START Entries provided

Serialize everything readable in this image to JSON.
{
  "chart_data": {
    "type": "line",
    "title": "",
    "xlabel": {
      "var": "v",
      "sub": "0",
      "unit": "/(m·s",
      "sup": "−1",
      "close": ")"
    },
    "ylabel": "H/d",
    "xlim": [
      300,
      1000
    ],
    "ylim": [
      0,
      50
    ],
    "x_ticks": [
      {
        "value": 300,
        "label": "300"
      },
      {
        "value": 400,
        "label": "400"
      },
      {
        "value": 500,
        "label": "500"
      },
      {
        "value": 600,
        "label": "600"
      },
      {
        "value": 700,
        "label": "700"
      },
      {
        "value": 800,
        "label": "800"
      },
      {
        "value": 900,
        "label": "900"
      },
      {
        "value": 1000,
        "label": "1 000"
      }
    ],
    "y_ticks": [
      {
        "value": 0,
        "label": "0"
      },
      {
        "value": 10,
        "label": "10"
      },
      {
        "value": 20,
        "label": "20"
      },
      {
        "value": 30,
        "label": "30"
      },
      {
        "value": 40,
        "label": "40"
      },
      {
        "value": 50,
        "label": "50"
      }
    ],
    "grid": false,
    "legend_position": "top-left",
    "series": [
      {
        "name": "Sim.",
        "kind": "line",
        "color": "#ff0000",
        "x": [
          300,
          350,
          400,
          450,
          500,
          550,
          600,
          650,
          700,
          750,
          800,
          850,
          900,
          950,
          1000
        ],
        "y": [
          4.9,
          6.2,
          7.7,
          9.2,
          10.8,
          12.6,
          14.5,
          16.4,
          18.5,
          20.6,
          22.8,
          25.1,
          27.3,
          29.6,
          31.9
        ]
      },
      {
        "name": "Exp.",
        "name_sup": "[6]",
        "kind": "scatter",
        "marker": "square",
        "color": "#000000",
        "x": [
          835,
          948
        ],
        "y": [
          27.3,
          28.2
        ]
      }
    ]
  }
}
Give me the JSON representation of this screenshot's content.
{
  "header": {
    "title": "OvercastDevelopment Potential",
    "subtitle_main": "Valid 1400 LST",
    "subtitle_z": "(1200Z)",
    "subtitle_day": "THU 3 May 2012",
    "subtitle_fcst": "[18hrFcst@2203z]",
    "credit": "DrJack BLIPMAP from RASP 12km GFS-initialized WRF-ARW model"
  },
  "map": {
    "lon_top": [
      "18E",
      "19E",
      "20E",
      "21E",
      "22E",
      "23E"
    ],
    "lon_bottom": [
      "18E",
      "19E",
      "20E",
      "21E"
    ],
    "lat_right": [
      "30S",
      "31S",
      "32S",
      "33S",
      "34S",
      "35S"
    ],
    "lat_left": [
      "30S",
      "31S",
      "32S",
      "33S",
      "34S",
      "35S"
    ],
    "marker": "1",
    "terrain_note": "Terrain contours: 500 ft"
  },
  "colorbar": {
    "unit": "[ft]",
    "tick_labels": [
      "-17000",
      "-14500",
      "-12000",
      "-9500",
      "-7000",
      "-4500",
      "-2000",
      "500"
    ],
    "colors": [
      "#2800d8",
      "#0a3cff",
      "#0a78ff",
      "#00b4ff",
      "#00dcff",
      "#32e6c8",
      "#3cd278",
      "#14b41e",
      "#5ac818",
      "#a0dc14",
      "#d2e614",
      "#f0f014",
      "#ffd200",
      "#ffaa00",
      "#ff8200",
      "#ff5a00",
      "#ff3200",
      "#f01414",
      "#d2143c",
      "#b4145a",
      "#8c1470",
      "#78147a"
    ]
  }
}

END Entries provided

→ Requirements
Return all the data exactly as given.

→ Full response
Serialize everything readable in this image to JSON.
{
  "chart_data": {
    "type": "line",
    "title": "",
    "xlabel": {
      "var": "v",
      "sub": "0",
      "unit": "/(m·s",
      "sup": "−1",
      "close": ")"
    },
    "ylabel": "H/d",
    "xlim": [
      300,
      1000
    ],
    "ylim": [
      0,
      50
    ],
    "x_ticks": [
      {
        "value": 300,
        "label": "300"
      },
      {
        "value": 400,
        "label": "400"
      },
      {
        "value": 500,
        "label": "500"
      },
      {
        "value": 600,
        "label": "600"
      },
      {
        "value": 700,
        "label": "700"
      },
      {
        "value": 800,
        "label": "800"
      },
      {
        "value": 900,
        "label": "900"
      },
      {
        "value": 1000,
        "label": "1 000"
      }
    ],
    "y_ticks": [
      {
        "value": 0,
        "label": "0"
      },
      {
        "value": 10,
        "label": "10"
      },
      {
        "value": 20,
        "label": "20"
      },
      {
        "value": 30,
        "label": "30"
      },
      {
        "value": 40,
        "label": "40"
      },
      {
        "value": 50,
        "label": "50"
      }
    ],
    "grid": false,
    "legend_position": "top-left",
    "series": [
      {
        "name": "Sim.",
        "kind": "line",
        "color": "#ff0000",
        "x": [
          300,
          350,
          400,
          450,
          500,
          550,
          600,
          650,
          700,
          750,
          800,
          850,
          900,
          950,
          1000
        ],
        "y": [
          4.9,
          6.2,
          7.7,
          9.2,
          10.8,
          12.6,
          14.5,
          16.4,
          18.5,
          20.6,
          22.8,
          25.1,
          27.3,
          29.6,
          31.9
        ]
      },
      {
        "name": "Exp.",
        "name_sup": "[6]",
        "kind": "scatter",
        "marker": "square",
        "color": "#000000",
        "x": [
          835,
          948
        ],
        "y": [
          27.3,
          28.2
        ]
      }
    ]
  }
}
Give me the JSON representation of this screenshot's content.
{
  "header": {
    "title": "OvercastDevelopment Potential",
    "subtitle_main": "Valid 1400 LST",
    "subtitle_z": "(1200Z)",
    "subtitle_day": "THU 3 May 2012",
    "subtitle_fcst": "[18hrFcst@2203z]",
    "credit": "DrJack BLIPMAP from RASP 12km GFS-initialized WRF-ARW model"
  },
  "map": {
    "lon_top": [
      "18E",
      "19E",
      "20E",
      "21E",
      "22E",
      "23E"
    ],
    "lon_bottom": [
      "18E",
      "19E",
      "20E",
      "21E"
    ],
    "lat_right": [
      "30S",
      "31S",
      "32S",
      "33S",
      "34S",
      "35S"
    ],
    "lat_left": [
      "30S",
      "31S",
      "32S",
      "33S",
      "34S",
      "35S"
    ],
    "marker": "1",
    "terrain_note": "Terrain contours: 500 ft"
  },
  "colorbar": {
    "unit": "[ft]",
    "tick_labels": [
      "-17000",
      "-14500",
      "-12000",
      "-9500",
      "-7000",
      "-4500",
      "-2000",
      "500"
    ],
    "colors": [
      "#2800d8",
      "#0a3cff",
      "#0a78ff",
      "#00b4ff",
      "#00dcff",
      "#32e6c8",
      "#3cd278",
      "#14b41e",
      "#5ac818",
      "#a0dc14",
      "#d2e614",
      "#f0f014",
      "#ffd200",
      "#ffaa00",
      "#ff8200",
      "#ff5a00",
      "#ff3200",
      "#f01414",
      "#d2143c",
      "#b4145a",
      "#8c1470",
      "#78147a"
    ]
  }
}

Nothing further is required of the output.